● **TASK BRIEF**: Whatever the records say, repeat them exactly as given.

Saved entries
• • • • •

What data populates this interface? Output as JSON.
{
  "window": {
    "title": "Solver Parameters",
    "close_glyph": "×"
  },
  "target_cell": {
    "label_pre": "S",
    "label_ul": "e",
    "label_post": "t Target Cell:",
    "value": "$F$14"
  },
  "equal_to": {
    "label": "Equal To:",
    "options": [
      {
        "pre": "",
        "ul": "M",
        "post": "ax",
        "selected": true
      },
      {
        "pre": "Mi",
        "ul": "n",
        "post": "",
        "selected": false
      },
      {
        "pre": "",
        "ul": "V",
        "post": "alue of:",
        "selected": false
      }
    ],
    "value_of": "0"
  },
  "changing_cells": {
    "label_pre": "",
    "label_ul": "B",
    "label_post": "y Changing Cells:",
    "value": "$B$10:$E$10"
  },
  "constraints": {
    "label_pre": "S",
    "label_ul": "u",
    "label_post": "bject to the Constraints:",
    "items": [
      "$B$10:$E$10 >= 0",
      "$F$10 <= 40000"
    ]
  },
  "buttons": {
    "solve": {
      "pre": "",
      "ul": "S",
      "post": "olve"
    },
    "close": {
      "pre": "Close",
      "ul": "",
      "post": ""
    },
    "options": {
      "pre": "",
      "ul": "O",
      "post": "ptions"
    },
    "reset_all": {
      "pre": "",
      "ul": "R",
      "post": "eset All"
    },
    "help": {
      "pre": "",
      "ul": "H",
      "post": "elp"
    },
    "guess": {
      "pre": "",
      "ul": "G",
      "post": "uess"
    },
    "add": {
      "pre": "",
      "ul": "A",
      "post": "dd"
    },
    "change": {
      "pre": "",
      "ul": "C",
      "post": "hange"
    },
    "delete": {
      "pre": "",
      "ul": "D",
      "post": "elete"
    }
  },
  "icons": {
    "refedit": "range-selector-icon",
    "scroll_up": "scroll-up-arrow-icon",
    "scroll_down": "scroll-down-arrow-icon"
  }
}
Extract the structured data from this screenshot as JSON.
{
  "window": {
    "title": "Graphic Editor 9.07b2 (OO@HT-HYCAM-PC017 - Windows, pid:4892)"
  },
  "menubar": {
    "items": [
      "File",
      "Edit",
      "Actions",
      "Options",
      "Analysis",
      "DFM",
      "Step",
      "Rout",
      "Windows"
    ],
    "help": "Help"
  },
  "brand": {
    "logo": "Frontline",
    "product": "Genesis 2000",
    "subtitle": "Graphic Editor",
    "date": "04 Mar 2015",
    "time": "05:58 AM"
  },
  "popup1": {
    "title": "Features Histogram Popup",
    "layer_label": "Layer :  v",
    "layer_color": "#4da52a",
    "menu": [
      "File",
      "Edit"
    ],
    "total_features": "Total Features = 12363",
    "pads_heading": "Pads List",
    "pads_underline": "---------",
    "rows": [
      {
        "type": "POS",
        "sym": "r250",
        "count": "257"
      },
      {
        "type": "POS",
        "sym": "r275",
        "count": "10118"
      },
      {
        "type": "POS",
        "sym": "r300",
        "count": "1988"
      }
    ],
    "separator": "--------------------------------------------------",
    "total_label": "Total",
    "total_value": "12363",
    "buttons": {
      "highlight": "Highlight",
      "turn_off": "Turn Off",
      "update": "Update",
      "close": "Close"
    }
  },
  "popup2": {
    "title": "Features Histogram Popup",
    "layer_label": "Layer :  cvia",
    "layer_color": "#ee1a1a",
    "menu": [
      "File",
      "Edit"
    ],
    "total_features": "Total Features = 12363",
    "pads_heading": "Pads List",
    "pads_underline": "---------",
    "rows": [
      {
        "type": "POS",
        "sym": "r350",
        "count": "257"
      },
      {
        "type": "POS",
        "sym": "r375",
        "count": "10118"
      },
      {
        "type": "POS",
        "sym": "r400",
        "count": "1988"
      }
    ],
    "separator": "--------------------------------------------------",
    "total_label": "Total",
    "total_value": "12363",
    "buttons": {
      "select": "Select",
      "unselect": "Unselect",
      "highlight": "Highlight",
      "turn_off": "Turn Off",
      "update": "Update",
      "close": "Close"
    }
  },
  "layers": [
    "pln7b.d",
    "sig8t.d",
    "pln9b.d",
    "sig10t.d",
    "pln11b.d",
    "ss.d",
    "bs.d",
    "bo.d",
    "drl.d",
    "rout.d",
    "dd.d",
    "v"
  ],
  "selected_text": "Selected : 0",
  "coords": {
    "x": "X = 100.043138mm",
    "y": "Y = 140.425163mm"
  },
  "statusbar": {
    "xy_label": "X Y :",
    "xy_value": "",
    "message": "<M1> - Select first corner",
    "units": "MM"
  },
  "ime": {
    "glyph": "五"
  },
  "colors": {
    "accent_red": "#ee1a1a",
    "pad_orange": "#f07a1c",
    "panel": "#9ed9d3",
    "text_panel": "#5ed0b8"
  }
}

• • • • •

● **SOLUTION**:
What data populates this interface? Output as JSON.
{
  "window": {
    "title": "Solver Parameters",
    "close_glyph": "×"
  },
  "target_cell": {
    "label_pre": "S",
    "label_ul": "e",
    "label_post": "t Target Cell:",
    "value": "$F$14"
  },
  "equal_to": {
    "label": "Equal To:",
    "options": [
      {
        "pre": "",
        "ul": "M",
        "post": "ax",
        "selected": true
      },
      {
        "pre": "Mi",
        "ul": "n",
        "post": "",
        "selected": false
      },
      {
        "pre": "",
        "ul": "V",
        "post": "alue of:",
        "selected": false
      }
    ],
    "value_of": "0"
  },
  "changing_cells": {
    "label_pre": "",
    "label_ul": "B",
    "label_post": "y Changing Cells:",
    "value": "$B$10:$E$10"
  },
  "constraints": {
    "label_pre": "S",
    "label_ul": "u",
    "label_post": "bject to the Constraints:",
    "items": [
      "$B$10:$E$10 >= 0",
      "$F$10 <= 40000"
    ]
  },
  "buttons": {
    "solve": {
      "pre": "",
      "ul": "S",
      "post": "olve"
    },
    "close": {
      "pre": "Close",
      "ul": "",
      "post": ""
    },
    "options": {
      "pre": "",
      "ul": "O",
      "post": "ptions"
    },
    "reset_all": {
      "pre": "",
      "ul": "R",
      "post": "eset All"
    },
    "help": {
      "pre": "",
      "ul": "H",
      "post": "elp"
    },
    "guess": {
      "pre": "",
      "ul": "G",
      "post": "uess"
    },
    "add": {
      "pre": "",
      "ul": "A",
      "post": "dd"
    },
    "change": {
      "pre": "",
      "ul": "C",
      "post": "hange"
    },
    "delete": {
      "pre": "",
      "ul": "D",
      "post": "elete"
    }
  },
  "icons": {
    "refedit": "range-selector-icon",
    "scroll_up": "scroll-up-arrow-icon",
    "scroll_down": "scroll-down-arrow-icon"
  }
}
Extract the structured data from this screenshot as JSON.
{
  "window": {
    "title": "Graphic Editor 9.07b2 (OO@HT-HYCAM-PC017 - Windows, pid:4892)"
  },
  "menubar": {
    "items": [
      "File",
      "Edit",
      "Actions",
      "Options",
      "Analysis",
      "DFM",
      "Step",
      "Rout",
      "Windows"
    ],
    "help": "Help"
  },
  "brand": {
    "logo": "Frontline",
    "product": "Genesis 2000",
    "subtitle": "Graphic Editor",
    "date": "04 Mar 2015",
    "time": "05:58 AM"
  },
  "popup1": {
    "title": "Features Histogram Popup",
    "layer_label": "Layer :  v",
    "layer_color": "#4da52a",
    "menu": [
      "File",
      "Edit"
    ],
    "total_features": "Total Features = 12363",
    "pads_heading": "Pads List",
    "pads_underline": "---------",
    "rows": [
      {
        "type": "POS",
        "sym": "r250",
        "count": "257"
      },
      {
        "type": "POS",
        "sym": "r275",
        "count": "10118"
      },
      {
        "type": "POS",
        "sym": "r300",
        "count": "1988"
      }
    ],
    "separator": "--------------------------------------------------",
    "total_label": "Total",
    "total_value": "12363",
    "buttons": {
      "highlight": "Highlight",
      "turn_off": "Turn Off",
      "update": "Update",
      "close": "Close"
    }
  },
  "popup2": {
    "title": "Features Histogram Popup",
    "layer_label": "Layer :  cvia",
    "layer_color": "#ee1a1a",
    "menu": [
      "File",
      "Edit"
    ],
    "total_features": "Total Features = 12363",
    "pads_heading": "Pads List",
    "pads_underline": "---------",
    "rows": [
      {
        "type": "POS",
        "sym": "r350",
        "count": "257"
      },
      {
        "type": "POS",
        "sym": "r375",
        "count": "10118"
      },
      {
        "type": "POS",
        "sym": "r400",
        "count": "1988"
      }
    ],
    "separator": "--------------------------------------------------",
    "total_label": "Total",
    "total_value": "12363",
    "buttons": {
      "select": "Select",
      "unselect": "Unselect",
      "highlight": "Highlight",
      "turn_off": "Turn Off",
      "update": "Update",
      "close": "Close"
    }
  },
  "layers": [
    "pln7b.d",
    "sig8t.d",
    "pln9b.d",
    "sig10t.d",
    "pln11b.d",
    "ss.d",
    "bs.d",
    "bo.d",
    "drl.d",
    "rout.d",
    "dd.d",
    "v"
  ],
  "selected_text": "Selected : 0",
  "coords": {
    "x": "X = 100.043138mm",
    "y": "Y = 140.425163mm"
  },
  "statusbar": {
    "xy_label": "X Y :",
    "xy_value": "",
    "message": "<M1> - Select first corner",
    "units": "MM"
  },
  "ime": {
    "glyph": "五"
  },
  "colors": {
    "accent_red": "#ee1a1a",
    "pad_orange": "#f07a1c",
    "panel": "#9ed9d3",
    "text_panel": "#5ed0b8"
  }
}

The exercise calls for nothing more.